Problem statement:
Pull out every line below containing the word "MANTOVA".

Data for this exercise:
[START]

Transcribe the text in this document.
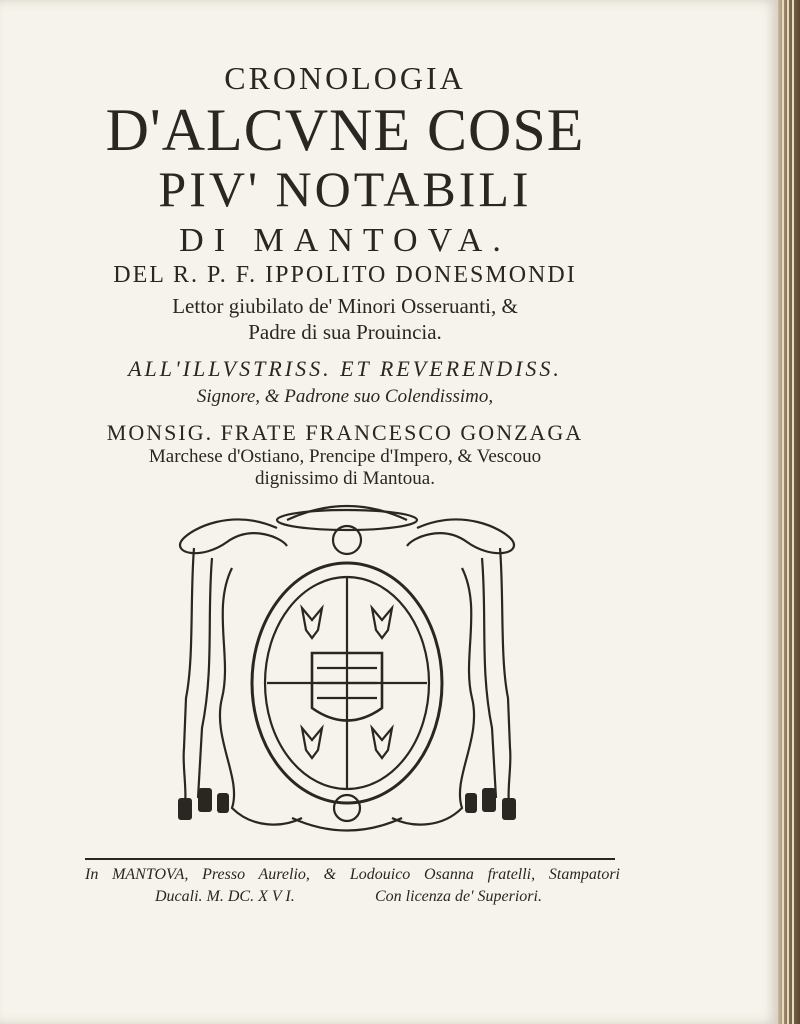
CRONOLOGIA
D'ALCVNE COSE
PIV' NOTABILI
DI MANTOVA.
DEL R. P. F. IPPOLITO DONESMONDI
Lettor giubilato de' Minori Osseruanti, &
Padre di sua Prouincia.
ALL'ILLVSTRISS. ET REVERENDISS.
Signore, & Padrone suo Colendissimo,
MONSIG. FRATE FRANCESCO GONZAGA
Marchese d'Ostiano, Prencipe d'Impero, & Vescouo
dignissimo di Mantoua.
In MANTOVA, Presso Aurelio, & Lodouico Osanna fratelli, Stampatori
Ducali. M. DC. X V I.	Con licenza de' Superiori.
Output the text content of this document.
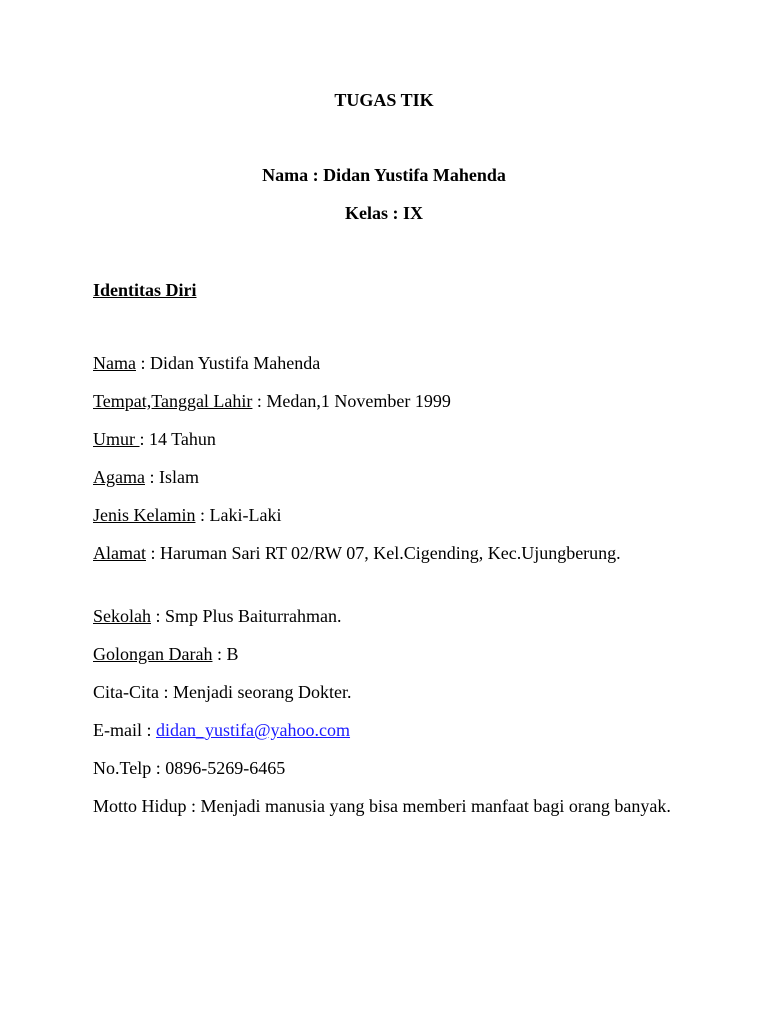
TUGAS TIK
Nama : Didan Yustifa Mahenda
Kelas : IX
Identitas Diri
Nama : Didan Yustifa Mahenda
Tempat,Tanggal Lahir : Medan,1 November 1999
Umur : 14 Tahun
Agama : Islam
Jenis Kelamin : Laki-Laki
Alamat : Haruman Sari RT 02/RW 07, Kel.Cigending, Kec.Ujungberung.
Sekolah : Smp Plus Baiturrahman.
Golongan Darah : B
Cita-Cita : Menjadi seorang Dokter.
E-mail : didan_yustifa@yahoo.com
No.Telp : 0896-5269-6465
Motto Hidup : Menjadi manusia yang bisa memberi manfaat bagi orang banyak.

[END]

The response:
DI MANTOVA.
In MANTOVA, Presso Aurelio, & Lodouico Osanna fratelli, Stampatori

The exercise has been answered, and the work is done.